• WHAT YOU NEED TO DO: From the listing below, pull each line that includes "ylabel".

• LISTED ENTRIES:
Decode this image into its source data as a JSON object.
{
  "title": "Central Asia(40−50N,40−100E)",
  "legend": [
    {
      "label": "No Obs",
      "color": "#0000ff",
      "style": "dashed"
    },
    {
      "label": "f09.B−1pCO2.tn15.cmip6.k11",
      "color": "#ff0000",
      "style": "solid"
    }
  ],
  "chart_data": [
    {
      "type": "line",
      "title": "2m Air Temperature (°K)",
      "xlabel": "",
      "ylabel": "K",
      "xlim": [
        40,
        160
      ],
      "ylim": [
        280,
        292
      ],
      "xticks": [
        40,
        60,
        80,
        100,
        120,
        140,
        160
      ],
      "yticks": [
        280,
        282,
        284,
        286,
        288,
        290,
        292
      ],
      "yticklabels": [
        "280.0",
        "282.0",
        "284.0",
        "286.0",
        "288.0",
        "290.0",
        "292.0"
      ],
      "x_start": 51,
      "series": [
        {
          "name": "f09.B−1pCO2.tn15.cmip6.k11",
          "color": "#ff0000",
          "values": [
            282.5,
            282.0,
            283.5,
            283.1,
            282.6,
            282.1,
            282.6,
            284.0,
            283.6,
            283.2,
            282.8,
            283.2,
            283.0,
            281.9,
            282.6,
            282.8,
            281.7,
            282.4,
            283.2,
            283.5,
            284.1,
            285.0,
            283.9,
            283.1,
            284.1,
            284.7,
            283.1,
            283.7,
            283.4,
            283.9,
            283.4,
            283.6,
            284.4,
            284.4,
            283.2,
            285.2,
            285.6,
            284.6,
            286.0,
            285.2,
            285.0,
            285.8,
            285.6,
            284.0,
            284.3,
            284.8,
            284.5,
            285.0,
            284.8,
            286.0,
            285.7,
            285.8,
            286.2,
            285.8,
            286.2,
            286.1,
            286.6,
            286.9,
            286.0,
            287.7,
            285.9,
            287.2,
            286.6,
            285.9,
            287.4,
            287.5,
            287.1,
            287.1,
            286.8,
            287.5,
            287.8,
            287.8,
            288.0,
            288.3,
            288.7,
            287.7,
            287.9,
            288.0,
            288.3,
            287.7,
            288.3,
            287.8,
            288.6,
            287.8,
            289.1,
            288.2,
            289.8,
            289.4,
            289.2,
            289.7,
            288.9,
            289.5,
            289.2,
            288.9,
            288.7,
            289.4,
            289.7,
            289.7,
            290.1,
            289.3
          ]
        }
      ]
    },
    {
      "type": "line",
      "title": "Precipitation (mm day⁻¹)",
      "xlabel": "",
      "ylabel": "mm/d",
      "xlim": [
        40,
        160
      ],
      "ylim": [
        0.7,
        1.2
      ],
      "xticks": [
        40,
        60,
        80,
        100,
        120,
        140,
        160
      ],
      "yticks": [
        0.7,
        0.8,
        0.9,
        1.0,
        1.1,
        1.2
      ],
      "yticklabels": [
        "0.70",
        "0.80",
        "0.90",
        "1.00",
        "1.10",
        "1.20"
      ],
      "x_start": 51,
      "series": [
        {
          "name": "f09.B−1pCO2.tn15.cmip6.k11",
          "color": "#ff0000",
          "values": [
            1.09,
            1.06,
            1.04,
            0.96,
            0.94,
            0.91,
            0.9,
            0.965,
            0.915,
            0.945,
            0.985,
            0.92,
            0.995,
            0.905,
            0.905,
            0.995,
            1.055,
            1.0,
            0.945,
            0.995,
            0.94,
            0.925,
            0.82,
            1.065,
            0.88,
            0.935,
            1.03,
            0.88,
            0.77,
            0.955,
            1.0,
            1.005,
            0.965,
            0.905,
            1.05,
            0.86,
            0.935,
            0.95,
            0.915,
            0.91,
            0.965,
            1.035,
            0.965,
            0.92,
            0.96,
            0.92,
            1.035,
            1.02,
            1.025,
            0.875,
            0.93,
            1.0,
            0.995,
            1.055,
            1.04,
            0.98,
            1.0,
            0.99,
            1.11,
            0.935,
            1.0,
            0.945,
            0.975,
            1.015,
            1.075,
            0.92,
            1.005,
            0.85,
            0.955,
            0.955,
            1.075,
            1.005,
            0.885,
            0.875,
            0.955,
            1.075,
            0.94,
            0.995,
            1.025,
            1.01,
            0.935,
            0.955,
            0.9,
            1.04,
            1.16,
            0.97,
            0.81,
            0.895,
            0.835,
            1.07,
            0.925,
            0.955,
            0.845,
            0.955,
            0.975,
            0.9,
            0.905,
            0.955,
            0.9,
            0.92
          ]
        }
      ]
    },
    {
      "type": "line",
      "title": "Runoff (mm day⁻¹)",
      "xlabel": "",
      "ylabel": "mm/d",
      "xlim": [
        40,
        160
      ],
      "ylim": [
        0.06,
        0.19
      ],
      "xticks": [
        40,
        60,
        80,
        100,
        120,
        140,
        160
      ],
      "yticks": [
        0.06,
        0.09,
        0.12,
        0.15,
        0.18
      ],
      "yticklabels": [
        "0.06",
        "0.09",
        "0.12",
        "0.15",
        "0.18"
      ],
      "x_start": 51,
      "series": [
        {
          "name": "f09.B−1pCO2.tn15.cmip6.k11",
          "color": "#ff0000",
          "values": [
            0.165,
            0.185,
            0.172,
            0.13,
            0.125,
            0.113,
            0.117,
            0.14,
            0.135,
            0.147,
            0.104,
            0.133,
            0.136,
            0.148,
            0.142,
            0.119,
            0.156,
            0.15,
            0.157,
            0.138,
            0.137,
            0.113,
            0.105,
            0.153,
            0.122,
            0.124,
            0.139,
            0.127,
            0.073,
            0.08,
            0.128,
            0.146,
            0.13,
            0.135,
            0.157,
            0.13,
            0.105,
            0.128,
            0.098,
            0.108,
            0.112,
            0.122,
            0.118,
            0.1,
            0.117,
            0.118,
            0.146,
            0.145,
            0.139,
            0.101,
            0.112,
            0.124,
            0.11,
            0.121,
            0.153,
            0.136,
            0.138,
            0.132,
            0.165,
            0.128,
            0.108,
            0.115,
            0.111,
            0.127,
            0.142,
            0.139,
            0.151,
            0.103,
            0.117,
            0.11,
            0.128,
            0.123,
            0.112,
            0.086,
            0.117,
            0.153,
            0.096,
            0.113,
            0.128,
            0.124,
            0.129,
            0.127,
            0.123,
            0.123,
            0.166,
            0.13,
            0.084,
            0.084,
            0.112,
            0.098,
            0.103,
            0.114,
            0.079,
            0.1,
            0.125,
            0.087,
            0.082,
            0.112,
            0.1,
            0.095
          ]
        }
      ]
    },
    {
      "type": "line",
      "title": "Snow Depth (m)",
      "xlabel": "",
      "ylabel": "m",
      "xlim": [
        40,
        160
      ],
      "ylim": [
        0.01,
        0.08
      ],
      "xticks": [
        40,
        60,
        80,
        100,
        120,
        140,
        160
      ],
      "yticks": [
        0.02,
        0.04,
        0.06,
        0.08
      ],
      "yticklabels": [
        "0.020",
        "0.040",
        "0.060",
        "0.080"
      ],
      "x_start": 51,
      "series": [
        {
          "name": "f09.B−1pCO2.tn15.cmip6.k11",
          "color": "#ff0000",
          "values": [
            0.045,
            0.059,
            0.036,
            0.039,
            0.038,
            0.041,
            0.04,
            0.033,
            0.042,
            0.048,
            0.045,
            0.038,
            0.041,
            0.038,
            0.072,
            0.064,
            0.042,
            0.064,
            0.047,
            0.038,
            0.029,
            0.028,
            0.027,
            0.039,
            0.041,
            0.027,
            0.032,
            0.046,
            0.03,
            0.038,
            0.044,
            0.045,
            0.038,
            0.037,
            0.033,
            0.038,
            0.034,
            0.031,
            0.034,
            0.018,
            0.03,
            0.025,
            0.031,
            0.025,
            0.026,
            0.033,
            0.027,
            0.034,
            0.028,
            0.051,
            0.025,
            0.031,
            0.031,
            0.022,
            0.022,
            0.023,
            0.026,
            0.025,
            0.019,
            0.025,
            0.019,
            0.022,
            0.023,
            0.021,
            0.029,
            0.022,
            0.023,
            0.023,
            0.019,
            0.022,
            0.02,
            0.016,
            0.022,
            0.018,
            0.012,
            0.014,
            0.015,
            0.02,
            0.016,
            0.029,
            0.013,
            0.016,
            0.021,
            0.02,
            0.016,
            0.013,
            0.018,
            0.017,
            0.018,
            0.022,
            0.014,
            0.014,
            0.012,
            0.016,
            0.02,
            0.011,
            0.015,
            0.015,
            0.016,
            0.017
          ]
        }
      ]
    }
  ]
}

• FULL ANSWER:
      "ylabel": "K",
      "ylabel": "mm/d",
      "ylabel": "mm/d",
      "ylabel": "m",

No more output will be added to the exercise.